What you have to do: Extract every line from the entries below and reproduce each one verbatim, in the original order.

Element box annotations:
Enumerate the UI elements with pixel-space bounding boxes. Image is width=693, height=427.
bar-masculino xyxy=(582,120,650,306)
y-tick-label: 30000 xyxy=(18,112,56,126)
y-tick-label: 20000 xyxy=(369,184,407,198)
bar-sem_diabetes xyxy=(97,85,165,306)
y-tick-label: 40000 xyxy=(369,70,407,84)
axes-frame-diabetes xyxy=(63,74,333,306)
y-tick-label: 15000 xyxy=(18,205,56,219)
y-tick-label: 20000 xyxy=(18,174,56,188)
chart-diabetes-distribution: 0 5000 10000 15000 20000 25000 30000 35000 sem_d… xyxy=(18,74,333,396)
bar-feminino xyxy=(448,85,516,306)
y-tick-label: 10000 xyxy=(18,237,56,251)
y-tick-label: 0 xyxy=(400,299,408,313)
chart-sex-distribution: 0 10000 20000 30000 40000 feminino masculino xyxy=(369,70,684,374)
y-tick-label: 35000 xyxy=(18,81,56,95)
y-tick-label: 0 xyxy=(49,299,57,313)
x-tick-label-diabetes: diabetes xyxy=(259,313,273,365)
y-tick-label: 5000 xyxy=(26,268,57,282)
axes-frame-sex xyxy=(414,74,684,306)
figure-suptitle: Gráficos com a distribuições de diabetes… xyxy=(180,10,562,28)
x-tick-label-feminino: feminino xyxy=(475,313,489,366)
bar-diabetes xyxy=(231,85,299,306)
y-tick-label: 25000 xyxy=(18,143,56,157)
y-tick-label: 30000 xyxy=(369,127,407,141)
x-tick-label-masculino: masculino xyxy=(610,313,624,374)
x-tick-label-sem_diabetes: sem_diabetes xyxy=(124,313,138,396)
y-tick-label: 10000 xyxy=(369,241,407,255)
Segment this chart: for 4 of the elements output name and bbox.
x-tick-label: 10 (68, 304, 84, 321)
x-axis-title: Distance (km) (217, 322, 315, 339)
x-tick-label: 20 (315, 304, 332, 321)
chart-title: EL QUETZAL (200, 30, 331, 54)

Exercise solution:
Enumerate the UI elements with pixel-space bounding boxes. Image is width=693, height=427.
bar-masculino xyxy=(582,120,650,306)
y-tick-label: 30000 xyxy=(18,112,56,126)
y-tick-label: 20000 xyxy=(369,184,407,198)
bar-sem_diabetes xyxy=(97,85,165,306)
y-tick-label: 40000 xyxy=(369,70,407,84)
axes-frame-diabetes xyxy=(63,74,333,306)
y-tick-label: 15000 xyxy=(18,205,56,219)
y-tick-label: 20000 xyxy=(18,174,56,188)
chart-diabetes-distribution: 0 5000 10000 15000 20000 25000 30000 35000 sem_d… xyxy=(18,74,333,396)
bar-feminino xyxy=(448,85,516,306)
y-tick-label: 10000 xyxy=(18,237,56,251)
y-tick-label: 0 xyxy=(400,299,408,313)
chart-sex-distribution: 0 10000 20000 30000 40000 feminino masculino xyxy=(369,70,684,374)
y-tick-label: 35000 xyxy=(18,81,56,95)
y-tick-label: 0 xyxy=(49,299,57,313)
x-tick-label-diabetes: diabetes xyxy=(259,313,273,365)
y-tick-label: 5000 xyxy=(26,268,57,282)
axes-frame-sex xyxy=(414,74,684,306)
figure-suptitle: Gráficos com a distribuições de diabetes… xyxy=(180,10,562,28)
x-tick-label-feminino: feminino xyxy=(475,313,489,366)
bar-diabetes xyxy=(231,85,299,306)
y-tick-label: 25000 xyxy=(18,143,56,157)
y-tick-label: 30000 xyxy=(369,127,407,141)
x-tick-label-masculino: masculino xyxy=(610,313,624,374)
x-tick-label-sem_diabetes: sem_diabetes xyxy=(124,313,138,396)
y-tick-label: 10000 xyxy=(369,241,407,255)
Segment this chart: for 4 of the elements output name and bbox.
x-tick-label: 10 (68, 304, 84, 321)
x-axis-title: Distance (km) (217, 322, 315, 339)
x-tick-label: 20 (315, 304, 332, 321)
chart-title: EL QUETZAL (200, 30, 331, 54)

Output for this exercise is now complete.